Extracted records:
_____

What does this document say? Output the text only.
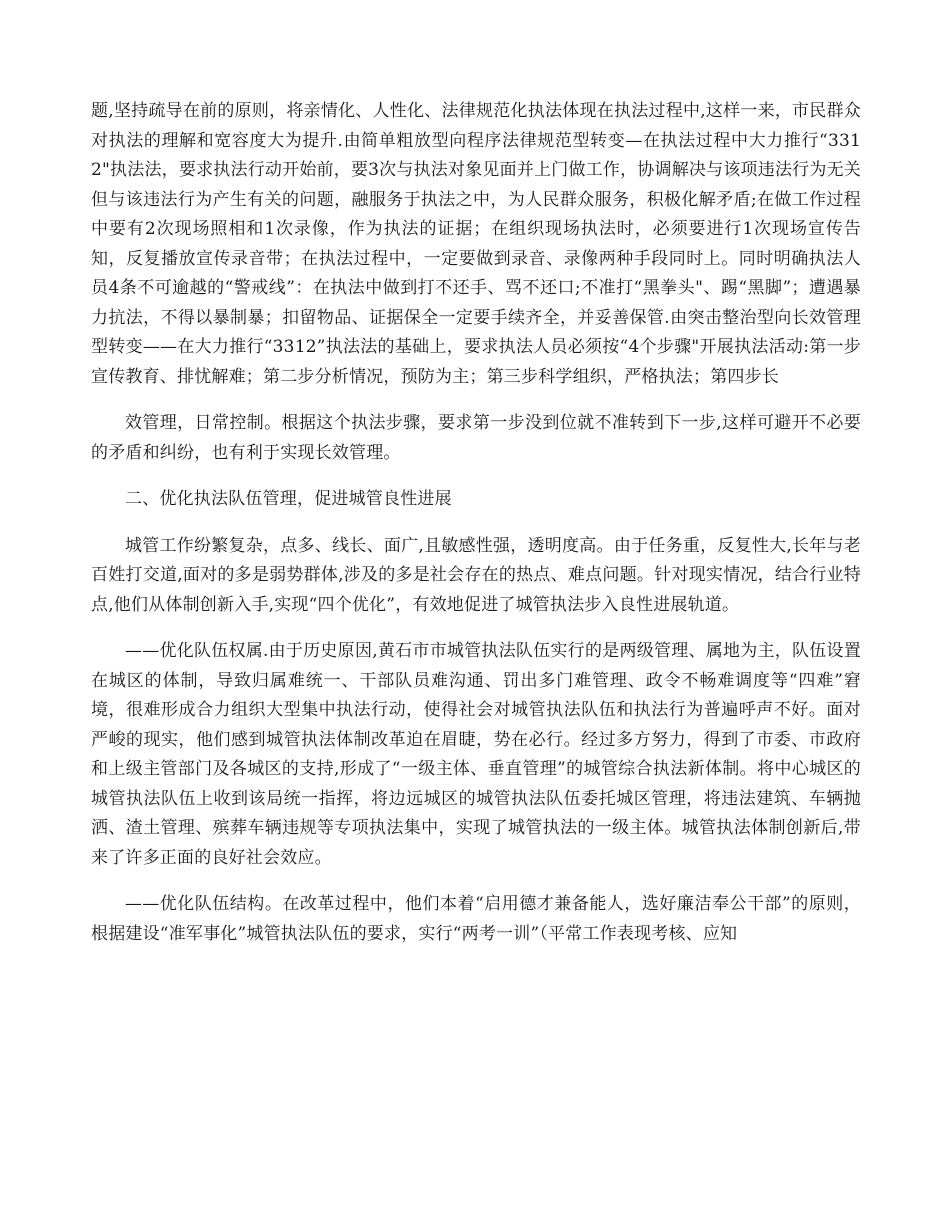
题,坚持疏导在前的原则，将亲情化、人性化、法律规范化执法体现在执法过程中,这样一来，市民群众对执法的理解和宽容度大为提升.由简单粗放型向程序法律规范型转变—在执法过程中大力推行“3312"执法法，要求执法行动开始前，要3次与执法对象见面并上门做工作，协调解决与该项违法行为无关但与该违法行为产生有关的问题，融服务于执法之中，为人民群众服务，积极化解矛盾;在做工作过程中要有2次现场照相和1次录像，作为执法的证据；在组织现场执法时，必须要进行1次现场宣传告知，反复播放宣传录音带；在执法过程中，一定要做到录音、录像两种手段同时上。同时明确执法人员4条不可逾越的“警戒线”：在执法中做到打不还手、骂不还口;不准打“黑拳头"、踢“黑脚”；遭遇暴力抗法，不得以暴制暴；扣留物品、证据保全一定要手续齐全，并妥善保管.由突击整治型向长效管理型转变——在大力推行“3312”执法法的基础上，要求执法人员必须按“4个步骤"开展执法活动:第一步宣传教育、排忧解难；第二步分析情况，预防为主；第三步科学组织，严格执法；第四步长

效管理，日常控制。根据这个执法步骤，要求第一步没到位就不准转到下一步,这样可避开不必要的矛盾和纠纷，也有利于实现长效管理。

二、优化执法队伍管理，促进城管良性进展

城管工作纷繁复杂，点多、线长、面广,且敏感性强，透明度高。由于任务重，反复性大,长年与老百姓打交道,面对的多是弱势群体,涉及的多是社会存在的热点、难点问题。针对现实情况，结合行业特点,他们从体制创新入手,实现“四个优化”，有效地促进了城管执法步入良性进展轨道。

——优化队伍权属.由于历史原因,黄石市市城管执法队伍实行的是两级管理、属地为主，队伍设置在城区的体制，导致归属难统一、干部队员难沟通、罚出多门难管理、政令不畅难调度等“四难”窘境，很难形成合力组织大型集中执法行动，使得社会对城管执法队伍和执法行为普遍呼声不好。面对严峻的现实，他们感到城管执法体制改革迫在眉睫，势在必行。经过多方努力，得到了市委、市政府和上级主管部门及各城区的支持,形成了“一级主体、垂直管理”的城管综合执法新体制。将中心城区的城管执法队伍上收到该局统一指挥，将边远城区的城管执法队伍委托城区管理，将违法建筑、车辆抛洒、渣土管理、殡葬车辆违规等专项执法集中，实现了城管执法的一级主体。城管执法体制创新后,带来了许多正面的良好社会效应。

——优化队伍结构。在改革过程中，他们本着“启用德才兼备能人，选好廉洁奉公干部”的原则，根据建设“准军事化”城管执法队伍的要求，实行“两考一训”（平常工作表现考核、应知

_____

**What to produce:** Transcribe the entries above verbatim, omitting their pictures.

**Exercise output:**
What does this document say? Output the text only.
题,坚持疏导在前的原则，将亲情化、人性化、法律规范化执法体现在执法过程中,这样一来，市民群众对执法的理解和宽容度大为提升.由简单粗放型向程序法律规范型转变—在执法过程中大力推行“3312"执法法，要求执法行动开始前，要3次与执法对象见面并上门做工作，协调解决与该项违法行为无关但与该违法行为产生有关的问题，融服务于执法之中，为人民群众服务，积极化解矛盾;在做工作过程中要有2次现场照相和1次录像，作为执法的证据；在组织现场执法时，必须要进行1次现场宣传告知，反复播放宣传录音带；在执法过程中，一定要做到录音、录像两种手段同时上。同时明确执法人员4条不可逾越的“警戒线”：在执法中做到打不还手、骂不还口;不准打“黑拳头"、踢“黑脚”；遭遇暴力抗法，不得以暴制暴；扣留物品、证据保全一定要手续齐全，并妥善保管.由突击整治型向长效管理型转变——在大力推行“3312”执法法的基础上，要求执法人员必须按“4个步骤"开展执法活动:第一步宣传教育、排忧解难；第二步分析情况，预防为主；第三步科学组织，严格执法；第四步长

效管理，日常控制。根据这个执法步骤，要求第一步没到位就不准转到下一步,这样可避开不必要的矛盾和纠纷，也有利于实现长效管理。

二、优化执法队伍管理，促进城管良性进展

城管工作纷繁复杂，点多、线长、面广,且敏感性强，透明度高。由于任务重，反复性大,长年与老百姓打交道,面对的多是弱势群体,涉及的多是社会存在的热点、难点问题。针对现实情况，结合行业特点,他们从体制创新入手,实现“四个优化”，有效地促进了城管执法步入良性进展轨道。

——优化队伍权属.由于历史原因,黄石市市城管执法队伍实行的是两级管理、属地为主，队伍设置在城区的体制，导致归属难统一、干部队员难沟通、罚出多门难管理、政令不畅难调度等“四难”窘境，很难形成合力组织大型集中执法行动，使得社会对城管执法队伍和执法行为普遍呼声不好。面对严峻的现实，他们感到城管执法体制改革迫在眉睫，势在必行。经过多方努力，得到了市委、市政府和上级主管部门及各城区的支持,形成了“一级主体、垂直管理”的城管综合执法新体制。将中心城区的城管执法队伍上收到该局统一指挥，将边远城区的城管执法队伍委托城区管理，将违法建筑、车辆抛洒、渣土管理、殡葬车辆违规等专项执法集中，实现了城管执法的一级主体。城管执法体制创新后,带来了许多正面的良好社会效应。

——优化队伍结构。在改革过程中，他们本着“启用德才兼备能人，选好廉洁奉公干部”的原则，根据建设“准军事化”城管执法队伍的要求，实行“两考一训”（平常工作表现考核、应知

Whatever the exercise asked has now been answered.